Start of DATA SUPPLIED

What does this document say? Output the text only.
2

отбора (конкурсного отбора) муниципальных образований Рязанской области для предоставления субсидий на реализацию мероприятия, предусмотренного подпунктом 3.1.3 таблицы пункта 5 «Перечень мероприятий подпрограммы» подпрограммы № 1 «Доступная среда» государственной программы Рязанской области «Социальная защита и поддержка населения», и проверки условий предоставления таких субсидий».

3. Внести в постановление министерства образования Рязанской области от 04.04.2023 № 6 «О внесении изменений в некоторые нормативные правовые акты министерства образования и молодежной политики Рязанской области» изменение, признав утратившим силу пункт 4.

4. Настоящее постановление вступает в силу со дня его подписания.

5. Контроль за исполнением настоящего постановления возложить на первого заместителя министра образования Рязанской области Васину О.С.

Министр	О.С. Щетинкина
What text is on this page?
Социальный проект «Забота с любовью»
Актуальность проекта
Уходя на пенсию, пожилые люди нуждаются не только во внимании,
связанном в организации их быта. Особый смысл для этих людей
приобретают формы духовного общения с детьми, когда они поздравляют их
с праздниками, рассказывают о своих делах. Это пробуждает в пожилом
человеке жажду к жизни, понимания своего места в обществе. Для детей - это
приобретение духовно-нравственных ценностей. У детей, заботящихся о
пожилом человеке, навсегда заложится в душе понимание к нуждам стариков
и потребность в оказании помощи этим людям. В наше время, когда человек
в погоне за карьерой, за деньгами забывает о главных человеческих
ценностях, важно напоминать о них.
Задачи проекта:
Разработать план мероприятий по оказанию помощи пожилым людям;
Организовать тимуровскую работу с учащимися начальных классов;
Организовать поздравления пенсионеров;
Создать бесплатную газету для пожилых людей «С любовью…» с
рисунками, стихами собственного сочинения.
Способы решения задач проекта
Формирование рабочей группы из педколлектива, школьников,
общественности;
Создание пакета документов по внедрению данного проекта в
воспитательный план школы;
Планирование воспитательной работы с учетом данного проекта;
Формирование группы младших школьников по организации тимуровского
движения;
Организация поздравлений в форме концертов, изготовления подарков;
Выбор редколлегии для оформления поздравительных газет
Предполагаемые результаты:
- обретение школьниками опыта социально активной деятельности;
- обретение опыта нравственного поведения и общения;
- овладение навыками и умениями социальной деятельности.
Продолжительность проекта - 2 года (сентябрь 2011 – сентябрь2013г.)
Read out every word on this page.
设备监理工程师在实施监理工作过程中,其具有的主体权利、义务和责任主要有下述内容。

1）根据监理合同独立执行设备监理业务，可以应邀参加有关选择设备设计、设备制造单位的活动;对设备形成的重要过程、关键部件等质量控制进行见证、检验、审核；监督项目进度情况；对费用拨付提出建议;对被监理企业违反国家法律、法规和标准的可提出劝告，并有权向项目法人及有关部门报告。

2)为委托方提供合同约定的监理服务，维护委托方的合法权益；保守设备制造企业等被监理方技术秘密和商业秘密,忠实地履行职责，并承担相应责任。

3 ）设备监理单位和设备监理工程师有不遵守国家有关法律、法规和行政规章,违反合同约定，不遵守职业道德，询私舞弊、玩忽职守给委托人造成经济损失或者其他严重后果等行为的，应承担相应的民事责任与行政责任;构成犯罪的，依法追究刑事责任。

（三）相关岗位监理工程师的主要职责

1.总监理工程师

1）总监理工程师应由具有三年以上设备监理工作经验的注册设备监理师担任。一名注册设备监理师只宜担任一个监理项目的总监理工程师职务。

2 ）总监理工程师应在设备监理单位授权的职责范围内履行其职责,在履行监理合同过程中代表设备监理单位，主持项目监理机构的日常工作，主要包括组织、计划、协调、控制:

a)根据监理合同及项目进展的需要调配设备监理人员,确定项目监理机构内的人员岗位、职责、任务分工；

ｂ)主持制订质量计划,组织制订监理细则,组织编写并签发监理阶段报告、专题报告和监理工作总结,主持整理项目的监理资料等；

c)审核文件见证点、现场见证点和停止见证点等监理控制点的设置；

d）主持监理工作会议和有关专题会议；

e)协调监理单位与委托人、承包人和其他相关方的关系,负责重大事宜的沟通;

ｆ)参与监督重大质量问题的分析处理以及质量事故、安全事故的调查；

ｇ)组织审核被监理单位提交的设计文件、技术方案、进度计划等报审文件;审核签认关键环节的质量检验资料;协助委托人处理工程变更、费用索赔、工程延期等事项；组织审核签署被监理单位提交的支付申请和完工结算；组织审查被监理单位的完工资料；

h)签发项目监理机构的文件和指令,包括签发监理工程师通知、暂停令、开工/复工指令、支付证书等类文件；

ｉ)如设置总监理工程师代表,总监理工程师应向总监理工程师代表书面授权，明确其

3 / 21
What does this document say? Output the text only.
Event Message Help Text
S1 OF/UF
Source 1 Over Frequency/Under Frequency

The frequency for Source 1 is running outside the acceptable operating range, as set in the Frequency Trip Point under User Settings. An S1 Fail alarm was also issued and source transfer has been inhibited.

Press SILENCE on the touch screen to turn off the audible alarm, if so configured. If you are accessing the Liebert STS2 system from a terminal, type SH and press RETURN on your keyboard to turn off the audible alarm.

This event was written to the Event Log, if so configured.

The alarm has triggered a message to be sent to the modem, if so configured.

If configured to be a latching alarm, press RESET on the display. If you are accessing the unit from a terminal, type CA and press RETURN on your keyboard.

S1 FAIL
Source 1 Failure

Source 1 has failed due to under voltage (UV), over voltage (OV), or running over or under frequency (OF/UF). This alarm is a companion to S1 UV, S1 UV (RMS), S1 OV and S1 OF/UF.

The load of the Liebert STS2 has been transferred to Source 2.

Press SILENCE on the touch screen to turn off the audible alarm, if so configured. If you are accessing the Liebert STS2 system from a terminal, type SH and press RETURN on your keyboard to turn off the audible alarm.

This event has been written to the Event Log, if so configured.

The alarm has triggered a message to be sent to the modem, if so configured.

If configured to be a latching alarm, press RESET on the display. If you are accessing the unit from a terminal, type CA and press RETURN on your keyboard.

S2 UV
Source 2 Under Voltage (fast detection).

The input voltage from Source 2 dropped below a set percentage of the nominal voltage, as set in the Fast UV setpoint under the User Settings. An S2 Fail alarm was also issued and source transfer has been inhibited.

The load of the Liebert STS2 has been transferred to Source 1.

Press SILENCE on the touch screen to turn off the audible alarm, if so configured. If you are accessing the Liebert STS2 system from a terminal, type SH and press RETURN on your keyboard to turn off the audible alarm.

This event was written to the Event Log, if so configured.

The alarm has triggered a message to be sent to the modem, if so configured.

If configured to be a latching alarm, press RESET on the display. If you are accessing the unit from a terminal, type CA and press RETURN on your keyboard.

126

End of DATA SUPPLIED

Count the lines in the records above that hold the word "людей", and give only that number.

*EXERCISE SOLUTION*. 2